### Items:
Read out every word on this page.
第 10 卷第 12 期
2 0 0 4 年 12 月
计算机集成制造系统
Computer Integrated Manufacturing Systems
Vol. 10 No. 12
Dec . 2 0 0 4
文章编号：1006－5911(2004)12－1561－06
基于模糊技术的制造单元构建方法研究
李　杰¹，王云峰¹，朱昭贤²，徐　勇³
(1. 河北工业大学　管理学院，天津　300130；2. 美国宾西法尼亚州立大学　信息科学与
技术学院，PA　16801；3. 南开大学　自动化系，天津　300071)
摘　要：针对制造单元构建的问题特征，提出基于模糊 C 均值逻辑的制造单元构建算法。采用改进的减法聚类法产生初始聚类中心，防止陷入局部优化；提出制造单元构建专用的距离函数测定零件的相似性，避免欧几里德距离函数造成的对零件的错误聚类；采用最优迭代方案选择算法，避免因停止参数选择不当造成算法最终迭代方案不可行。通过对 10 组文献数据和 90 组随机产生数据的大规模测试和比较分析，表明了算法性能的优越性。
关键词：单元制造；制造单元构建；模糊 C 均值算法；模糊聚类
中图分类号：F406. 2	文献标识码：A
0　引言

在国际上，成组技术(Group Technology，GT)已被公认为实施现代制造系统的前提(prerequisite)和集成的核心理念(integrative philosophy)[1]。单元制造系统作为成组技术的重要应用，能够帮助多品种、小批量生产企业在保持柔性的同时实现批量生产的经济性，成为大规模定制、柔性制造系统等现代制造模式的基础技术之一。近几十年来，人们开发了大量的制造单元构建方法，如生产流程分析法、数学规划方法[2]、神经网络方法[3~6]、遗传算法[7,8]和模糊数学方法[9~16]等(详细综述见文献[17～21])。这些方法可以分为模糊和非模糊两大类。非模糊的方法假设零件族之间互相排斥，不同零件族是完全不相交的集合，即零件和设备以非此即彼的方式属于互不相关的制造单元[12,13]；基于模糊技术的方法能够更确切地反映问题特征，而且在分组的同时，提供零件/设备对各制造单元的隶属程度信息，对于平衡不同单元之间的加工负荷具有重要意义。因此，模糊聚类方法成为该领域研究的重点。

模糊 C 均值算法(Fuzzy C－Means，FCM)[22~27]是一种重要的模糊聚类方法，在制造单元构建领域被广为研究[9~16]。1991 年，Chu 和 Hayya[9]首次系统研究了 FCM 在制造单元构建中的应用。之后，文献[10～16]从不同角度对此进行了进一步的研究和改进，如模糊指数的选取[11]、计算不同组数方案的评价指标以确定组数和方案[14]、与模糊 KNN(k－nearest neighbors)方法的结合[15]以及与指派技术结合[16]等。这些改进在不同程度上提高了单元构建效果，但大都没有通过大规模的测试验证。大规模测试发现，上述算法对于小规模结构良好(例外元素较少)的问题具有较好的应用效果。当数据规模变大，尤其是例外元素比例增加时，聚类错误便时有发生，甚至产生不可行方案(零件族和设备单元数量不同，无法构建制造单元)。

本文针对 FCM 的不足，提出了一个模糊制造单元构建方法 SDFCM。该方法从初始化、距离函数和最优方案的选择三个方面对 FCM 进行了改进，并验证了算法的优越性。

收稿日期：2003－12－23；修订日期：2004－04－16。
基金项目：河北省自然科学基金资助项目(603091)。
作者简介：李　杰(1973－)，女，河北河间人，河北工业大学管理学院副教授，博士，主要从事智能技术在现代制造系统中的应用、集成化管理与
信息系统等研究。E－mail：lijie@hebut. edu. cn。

### What is required:
List every line above that contains the word "均值算法".

### Written reply:
关键词：单元制造；制造单元构建；模糊 C 均值算法；模糊聚类
模糊 C 均值算法(Fuzzy C－Means，FCM)[22~27]是一种重要的模糊聚类方法，在制造单元构建领域被广为研究[9~16]。1991 年，Chu 和 Hayya[9]首次系统研究了 FCM 在制造单元构建中的应用。之后，文献[10～16]从不同角度对此进行了进一步的研究和改进，如模糊指数的选取[11]、计算不同组数方案的评价指标以确定组数和方案[14]、与模糊 KNN(k－nearest neighbors)方法的结合[15]以及与指派技术结合[16]等。这些改进在不同程度上提高了单元构建效果，但大都没有通过大规模的测试验证。大规模测试发现，上述算法对于小规模结构良好(例外元素较少)的问题具有较好的应用效果。当数据规模变大，尤其是例外元素比例增加时，聚类错误便时有发生，甚至产生不可行方案(零件族和设备单元数量不同，无法构建制造单元)。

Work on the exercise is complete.